-- Begin --

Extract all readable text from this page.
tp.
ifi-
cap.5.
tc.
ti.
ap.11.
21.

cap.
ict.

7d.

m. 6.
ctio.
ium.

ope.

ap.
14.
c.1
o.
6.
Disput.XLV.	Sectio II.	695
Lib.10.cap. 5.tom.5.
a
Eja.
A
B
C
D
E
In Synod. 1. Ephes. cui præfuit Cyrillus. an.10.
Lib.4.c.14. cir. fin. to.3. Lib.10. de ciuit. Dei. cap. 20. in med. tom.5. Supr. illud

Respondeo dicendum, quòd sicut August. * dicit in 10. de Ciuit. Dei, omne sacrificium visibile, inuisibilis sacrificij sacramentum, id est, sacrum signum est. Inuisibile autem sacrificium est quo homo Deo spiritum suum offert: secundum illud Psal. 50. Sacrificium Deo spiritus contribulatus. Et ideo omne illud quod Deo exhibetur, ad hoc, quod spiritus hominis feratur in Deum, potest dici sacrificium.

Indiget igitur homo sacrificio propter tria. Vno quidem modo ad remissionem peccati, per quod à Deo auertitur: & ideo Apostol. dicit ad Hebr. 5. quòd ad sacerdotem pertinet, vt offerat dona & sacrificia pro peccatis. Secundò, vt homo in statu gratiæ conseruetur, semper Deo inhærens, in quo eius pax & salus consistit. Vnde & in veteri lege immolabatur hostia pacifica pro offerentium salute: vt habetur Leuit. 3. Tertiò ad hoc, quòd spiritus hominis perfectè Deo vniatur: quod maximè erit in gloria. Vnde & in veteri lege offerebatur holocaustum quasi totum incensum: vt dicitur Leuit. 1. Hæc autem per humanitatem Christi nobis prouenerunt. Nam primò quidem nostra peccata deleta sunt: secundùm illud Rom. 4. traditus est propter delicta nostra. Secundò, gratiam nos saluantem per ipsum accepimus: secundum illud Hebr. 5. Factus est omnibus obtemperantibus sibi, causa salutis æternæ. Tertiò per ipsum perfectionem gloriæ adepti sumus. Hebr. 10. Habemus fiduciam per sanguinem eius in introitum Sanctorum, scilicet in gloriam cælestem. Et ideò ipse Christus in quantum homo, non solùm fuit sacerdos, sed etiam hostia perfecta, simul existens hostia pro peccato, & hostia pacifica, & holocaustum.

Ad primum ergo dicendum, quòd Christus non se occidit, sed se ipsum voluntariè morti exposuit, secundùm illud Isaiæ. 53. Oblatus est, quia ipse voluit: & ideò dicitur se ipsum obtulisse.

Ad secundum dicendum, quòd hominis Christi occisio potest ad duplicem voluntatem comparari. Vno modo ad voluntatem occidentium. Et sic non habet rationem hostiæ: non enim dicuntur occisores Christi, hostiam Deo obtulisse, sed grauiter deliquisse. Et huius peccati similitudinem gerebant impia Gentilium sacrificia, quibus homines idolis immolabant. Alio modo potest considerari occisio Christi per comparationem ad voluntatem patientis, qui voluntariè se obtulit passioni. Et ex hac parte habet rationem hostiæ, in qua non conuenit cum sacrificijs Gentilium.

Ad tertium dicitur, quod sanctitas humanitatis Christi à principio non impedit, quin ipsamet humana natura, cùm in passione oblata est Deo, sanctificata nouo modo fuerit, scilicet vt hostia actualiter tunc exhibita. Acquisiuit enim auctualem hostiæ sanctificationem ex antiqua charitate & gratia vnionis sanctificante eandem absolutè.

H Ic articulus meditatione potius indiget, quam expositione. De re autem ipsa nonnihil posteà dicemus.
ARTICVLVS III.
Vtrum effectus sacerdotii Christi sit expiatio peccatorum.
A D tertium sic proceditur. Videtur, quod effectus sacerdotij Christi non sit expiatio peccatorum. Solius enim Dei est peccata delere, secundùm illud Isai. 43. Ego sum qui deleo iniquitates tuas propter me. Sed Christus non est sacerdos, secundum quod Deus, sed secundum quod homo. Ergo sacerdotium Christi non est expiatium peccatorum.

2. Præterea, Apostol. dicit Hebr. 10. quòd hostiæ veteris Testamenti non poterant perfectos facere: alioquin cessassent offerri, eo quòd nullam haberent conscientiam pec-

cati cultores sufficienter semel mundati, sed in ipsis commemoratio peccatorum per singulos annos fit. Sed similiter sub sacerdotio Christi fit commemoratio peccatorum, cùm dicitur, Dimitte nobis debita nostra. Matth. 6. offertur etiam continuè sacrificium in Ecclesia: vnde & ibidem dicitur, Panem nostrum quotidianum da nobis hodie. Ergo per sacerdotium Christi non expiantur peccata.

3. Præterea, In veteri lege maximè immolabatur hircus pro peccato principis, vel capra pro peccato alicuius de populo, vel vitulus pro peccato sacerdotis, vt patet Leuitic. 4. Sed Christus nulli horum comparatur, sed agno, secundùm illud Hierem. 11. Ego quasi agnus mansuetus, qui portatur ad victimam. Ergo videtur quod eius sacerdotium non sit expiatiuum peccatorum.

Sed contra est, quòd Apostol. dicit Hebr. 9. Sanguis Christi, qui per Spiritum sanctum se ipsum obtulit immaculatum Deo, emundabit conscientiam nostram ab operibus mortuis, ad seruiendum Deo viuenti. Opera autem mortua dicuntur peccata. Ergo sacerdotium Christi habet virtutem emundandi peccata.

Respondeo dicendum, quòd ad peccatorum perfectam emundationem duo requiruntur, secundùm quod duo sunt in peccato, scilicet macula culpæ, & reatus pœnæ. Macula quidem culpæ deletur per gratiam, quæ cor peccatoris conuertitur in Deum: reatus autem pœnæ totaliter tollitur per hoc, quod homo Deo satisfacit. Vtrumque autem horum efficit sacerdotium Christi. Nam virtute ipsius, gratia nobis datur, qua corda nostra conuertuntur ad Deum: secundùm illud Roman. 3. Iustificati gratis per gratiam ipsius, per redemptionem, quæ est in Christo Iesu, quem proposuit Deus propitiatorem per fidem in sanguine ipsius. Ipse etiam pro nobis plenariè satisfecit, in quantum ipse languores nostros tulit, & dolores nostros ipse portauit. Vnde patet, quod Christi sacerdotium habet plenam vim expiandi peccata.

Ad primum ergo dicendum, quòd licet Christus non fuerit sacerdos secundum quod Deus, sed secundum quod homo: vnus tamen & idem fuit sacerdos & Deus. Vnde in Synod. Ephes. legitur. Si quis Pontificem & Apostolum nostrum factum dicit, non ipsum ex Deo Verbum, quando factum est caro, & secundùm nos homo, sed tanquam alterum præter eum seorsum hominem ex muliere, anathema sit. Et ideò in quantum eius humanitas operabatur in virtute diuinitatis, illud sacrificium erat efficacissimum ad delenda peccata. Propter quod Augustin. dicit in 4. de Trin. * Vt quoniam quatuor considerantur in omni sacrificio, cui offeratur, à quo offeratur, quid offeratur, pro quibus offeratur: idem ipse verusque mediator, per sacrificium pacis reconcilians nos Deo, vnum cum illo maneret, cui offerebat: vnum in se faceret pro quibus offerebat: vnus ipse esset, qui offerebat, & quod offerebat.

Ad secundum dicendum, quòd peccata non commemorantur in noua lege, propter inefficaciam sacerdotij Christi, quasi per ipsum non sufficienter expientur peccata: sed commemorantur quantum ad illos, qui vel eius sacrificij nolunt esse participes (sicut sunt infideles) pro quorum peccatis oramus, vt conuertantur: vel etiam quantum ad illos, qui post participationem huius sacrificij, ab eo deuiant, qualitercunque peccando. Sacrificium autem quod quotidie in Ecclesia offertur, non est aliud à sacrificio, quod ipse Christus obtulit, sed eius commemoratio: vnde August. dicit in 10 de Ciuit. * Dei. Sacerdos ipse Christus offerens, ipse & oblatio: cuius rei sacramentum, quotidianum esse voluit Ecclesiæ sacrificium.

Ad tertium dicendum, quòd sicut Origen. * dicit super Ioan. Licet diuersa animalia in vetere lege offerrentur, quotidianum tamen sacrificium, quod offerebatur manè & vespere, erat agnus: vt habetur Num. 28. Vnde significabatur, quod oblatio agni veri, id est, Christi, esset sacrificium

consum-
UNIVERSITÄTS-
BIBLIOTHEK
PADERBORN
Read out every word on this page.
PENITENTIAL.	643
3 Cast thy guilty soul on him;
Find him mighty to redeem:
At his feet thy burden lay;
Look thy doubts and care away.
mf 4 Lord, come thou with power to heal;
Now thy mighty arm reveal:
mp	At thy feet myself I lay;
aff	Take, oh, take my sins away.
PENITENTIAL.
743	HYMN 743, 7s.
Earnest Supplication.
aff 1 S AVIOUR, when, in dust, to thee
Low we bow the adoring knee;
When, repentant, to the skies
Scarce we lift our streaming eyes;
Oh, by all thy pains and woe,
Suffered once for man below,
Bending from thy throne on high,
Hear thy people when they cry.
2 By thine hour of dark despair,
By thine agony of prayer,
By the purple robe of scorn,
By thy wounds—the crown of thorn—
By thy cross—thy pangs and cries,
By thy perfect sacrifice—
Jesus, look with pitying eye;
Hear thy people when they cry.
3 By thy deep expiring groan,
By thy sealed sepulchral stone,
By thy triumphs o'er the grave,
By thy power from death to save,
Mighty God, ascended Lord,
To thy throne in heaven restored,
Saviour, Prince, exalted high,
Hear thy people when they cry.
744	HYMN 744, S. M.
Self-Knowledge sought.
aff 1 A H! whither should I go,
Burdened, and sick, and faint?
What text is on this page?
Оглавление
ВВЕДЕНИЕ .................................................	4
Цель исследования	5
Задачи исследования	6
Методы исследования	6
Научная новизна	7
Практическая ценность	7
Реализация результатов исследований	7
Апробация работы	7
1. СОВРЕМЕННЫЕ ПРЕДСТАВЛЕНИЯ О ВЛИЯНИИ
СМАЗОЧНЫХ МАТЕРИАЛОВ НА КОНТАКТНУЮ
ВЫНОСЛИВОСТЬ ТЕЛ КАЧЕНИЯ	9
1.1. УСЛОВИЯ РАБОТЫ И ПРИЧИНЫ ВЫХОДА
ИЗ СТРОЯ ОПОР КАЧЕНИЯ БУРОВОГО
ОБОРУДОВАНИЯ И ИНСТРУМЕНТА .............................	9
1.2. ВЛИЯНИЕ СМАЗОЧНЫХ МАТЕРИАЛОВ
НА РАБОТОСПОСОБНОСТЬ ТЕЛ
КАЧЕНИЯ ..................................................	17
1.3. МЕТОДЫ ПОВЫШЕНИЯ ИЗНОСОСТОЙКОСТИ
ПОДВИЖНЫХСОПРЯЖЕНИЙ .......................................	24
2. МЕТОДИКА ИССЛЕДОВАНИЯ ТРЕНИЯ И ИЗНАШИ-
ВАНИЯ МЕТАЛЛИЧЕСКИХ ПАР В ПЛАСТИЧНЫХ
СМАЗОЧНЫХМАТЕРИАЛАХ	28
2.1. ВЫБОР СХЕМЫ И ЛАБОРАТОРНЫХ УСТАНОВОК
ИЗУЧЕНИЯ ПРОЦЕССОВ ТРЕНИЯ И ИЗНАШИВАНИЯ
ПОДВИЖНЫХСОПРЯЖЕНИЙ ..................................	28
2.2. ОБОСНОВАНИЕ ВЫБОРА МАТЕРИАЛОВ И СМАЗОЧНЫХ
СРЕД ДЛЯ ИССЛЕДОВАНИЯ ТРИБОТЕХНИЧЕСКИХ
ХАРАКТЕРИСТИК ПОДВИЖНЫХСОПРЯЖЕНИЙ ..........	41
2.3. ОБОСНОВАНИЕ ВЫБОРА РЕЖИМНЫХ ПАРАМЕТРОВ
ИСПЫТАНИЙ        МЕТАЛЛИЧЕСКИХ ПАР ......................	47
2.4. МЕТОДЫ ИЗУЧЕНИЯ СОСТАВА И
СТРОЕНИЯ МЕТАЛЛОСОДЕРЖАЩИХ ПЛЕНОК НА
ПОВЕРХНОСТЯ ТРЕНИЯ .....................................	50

-- End --

— WHAT TO WORK ON —
Extract from the material all lines containing the string "ВЫБОРА".

— THE OUTPUT —
2.2. ОБОСНОВАНИЕ ВЫБОРА МАТЕРИАЛОВ И СМАЗОЧНЫХ
2.3. ОБОСНОВАНИЕ ВЫБОРА РЕЖИМНЫХ ПАРАМЕТРОВ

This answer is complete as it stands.